Short exercise: Lines that hold the word "θωρακισμένο" should be located and copied.

-*-*-

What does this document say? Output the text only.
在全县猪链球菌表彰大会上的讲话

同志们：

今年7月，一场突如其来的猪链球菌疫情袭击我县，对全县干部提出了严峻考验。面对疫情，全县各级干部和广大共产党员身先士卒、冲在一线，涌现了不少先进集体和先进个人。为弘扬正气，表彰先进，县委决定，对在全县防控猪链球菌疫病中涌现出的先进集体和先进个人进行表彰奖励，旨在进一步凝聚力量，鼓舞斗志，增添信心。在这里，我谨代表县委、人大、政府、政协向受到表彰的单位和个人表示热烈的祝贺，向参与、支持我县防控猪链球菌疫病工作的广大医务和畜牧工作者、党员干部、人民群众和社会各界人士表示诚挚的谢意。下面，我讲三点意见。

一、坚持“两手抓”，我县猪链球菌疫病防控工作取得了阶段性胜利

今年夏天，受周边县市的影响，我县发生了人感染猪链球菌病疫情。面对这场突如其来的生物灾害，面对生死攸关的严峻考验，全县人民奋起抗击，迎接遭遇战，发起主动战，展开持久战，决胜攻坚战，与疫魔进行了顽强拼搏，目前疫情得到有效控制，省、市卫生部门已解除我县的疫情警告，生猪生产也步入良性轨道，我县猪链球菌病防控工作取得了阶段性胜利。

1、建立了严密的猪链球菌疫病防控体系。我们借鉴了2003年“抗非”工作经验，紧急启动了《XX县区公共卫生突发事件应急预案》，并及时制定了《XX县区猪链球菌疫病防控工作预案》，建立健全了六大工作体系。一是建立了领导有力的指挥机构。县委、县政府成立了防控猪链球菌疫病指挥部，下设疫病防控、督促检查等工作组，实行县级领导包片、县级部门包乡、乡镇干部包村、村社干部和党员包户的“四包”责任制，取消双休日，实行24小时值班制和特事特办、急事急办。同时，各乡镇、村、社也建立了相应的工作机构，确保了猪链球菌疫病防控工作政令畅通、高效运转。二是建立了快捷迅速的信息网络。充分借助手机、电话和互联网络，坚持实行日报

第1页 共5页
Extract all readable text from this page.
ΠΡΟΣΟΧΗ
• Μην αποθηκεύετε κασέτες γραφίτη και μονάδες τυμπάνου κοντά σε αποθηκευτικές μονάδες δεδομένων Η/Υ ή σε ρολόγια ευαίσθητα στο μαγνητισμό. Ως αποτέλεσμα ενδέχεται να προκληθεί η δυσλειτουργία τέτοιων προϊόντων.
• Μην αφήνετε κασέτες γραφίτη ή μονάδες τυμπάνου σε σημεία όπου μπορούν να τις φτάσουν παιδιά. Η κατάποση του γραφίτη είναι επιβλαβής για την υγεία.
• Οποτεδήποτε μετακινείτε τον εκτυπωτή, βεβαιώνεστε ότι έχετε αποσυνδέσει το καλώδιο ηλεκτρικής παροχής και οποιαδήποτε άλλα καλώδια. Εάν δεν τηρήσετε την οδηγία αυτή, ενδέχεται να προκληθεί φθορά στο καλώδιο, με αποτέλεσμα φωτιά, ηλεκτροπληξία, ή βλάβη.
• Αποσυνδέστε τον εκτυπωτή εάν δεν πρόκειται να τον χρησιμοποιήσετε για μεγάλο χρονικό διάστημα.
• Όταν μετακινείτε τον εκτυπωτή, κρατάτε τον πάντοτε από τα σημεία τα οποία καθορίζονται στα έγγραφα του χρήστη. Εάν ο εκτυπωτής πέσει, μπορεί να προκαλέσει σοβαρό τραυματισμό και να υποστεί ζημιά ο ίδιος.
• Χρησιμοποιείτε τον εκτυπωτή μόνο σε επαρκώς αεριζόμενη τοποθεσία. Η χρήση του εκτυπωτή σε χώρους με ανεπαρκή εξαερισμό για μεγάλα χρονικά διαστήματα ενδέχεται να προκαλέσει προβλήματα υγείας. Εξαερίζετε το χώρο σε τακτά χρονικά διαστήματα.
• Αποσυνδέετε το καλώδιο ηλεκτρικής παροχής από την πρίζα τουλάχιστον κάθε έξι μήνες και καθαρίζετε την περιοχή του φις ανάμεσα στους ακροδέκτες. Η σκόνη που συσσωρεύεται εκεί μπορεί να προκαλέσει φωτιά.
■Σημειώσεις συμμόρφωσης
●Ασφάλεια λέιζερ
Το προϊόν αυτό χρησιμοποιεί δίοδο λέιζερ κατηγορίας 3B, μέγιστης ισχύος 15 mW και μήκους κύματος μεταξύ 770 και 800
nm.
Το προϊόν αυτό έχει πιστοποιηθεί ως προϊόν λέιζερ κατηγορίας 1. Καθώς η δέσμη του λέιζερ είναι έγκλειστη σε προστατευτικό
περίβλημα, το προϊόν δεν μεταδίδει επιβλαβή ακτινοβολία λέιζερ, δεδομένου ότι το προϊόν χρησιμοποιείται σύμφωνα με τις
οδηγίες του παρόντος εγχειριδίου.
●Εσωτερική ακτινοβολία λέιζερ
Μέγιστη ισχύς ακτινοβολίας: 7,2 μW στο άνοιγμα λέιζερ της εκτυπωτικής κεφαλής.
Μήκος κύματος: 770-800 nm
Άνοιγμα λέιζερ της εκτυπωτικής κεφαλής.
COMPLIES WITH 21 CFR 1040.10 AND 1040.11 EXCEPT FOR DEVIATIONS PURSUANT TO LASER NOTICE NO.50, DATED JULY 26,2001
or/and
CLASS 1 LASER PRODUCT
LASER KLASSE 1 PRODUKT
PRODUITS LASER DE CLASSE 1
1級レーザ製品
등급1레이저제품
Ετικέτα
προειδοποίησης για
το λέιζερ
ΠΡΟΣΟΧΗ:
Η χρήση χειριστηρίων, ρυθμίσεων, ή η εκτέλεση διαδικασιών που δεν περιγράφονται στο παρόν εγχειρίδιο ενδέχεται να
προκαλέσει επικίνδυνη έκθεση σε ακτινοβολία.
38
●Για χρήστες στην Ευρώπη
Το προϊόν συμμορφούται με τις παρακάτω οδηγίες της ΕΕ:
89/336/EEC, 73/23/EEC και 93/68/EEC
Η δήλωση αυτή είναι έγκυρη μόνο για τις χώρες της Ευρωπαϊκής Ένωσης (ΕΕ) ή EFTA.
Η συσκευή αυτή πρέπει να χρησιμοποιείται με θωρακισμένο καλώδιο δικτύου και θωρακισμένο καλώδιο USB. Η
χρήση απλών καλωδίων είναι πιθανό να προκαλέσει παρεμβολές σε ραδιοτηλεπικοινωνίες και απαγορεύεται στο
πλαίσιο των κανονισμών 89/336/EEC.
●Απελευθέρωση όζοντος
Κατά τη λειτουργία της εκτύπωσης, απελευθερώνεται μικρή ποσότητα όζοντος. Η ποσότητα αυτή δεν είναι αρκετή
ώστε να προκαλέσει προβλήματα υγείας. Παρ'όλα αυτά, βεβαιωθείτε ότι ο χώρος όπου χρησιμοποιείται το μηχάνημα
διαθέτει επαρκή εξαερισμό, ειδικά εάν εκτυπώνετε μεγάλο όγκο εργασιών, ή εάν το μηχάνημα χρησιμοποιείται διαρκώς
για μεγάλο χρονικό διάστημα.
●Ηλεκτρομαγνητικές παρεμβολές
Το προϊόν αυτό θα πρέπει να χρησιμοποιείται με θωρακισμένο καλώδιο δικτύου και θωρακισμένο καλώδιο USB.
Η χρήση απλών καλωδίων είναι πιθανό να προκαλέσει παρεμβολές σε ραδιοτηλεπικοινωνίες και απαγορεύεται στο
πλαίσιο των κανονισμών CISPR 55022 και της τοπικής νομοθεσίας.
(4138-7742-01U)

-*-*-

Complete response:
Η συσκευή αυτή πρέπει να χρησιμοποιείται με θωρακισμένο καλώδιο δικτύου και θωρακισμένο καλώδιο USB. Η
Το προϊόν αυτό θα πρέπει να χρησιμοποιείται με θωρακισμένο καλώδιο δικτύου και θωρακισμένο καλώδιο USB.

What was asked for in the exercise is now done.